Exercise task: Extract, from the listing that follows, each line containing the word "between".
::: Working data :::
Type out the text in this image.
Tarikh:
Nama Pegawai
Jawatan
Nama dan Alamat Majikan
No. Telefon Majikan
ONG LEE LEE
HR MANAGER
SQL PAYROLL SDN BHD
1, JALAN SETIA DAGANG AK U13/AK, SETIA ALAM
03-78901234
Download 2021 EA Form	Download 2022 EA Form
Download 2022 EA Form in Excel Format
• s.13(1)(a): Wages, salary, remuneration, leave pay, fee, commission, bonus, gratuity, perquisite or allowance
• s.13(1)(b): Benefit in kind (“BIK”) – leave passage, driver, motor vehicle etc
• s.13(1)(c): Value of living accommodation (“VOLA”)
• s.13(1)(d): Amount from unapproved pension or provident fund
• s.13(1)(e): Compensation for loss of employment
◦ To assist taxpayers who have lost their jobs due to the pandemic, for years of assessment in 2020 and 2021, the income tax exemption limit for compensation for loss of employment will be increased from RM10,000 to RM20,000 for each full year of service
:::
::: Working data :::
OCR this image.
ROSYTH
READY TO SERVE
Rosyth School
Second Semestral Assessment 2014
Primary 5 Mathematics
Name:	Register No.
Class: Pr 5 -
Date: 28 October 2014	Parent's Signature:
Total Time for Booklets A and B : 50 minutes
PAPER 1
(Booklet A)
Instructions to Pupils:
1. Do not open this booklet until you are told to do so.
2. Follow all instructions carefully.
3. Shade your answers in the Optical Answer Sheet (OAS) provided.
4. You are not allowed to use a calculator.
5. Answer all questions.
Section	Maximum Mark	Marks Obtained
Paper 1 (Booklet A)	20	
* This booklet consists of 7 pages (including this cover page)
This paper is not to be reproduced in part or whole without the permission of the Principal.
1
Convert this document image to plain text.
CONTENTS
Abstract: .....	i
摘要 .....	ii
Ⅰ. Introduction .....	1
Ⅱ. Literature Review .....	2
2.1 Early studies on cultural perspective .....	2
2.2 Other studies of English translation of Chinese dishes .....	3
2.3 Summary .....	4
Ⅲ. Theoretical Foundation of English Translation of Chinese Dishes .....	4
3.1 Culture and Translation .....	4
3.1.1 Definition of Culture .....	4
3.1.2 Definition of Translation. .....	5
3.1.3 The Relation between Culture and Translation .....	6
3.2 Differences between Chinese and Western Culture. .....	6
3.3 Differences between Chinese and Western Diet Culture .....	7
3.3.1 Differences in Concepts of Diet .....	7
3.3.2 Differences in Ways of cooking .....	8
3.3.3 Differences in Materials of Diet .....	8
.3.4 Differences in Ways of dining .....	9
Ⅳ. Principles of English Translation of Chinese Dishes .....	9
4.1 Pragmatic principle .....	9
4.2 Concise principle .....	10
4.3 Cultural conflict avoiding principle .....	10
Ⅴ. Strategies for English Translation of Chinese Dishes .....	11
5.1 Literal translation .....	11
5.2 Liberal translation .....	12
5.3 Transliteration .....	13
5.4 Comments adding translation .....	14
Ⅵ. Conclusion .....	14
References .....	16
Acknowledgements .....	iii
:::
Answer for the task:
3.1.3 The Relation between Culture and Translation .....	6
3.2 Differences between Chinese and Western Culture. .....	6
3.3 Differences between Chinese and Western Diet Culture .....	7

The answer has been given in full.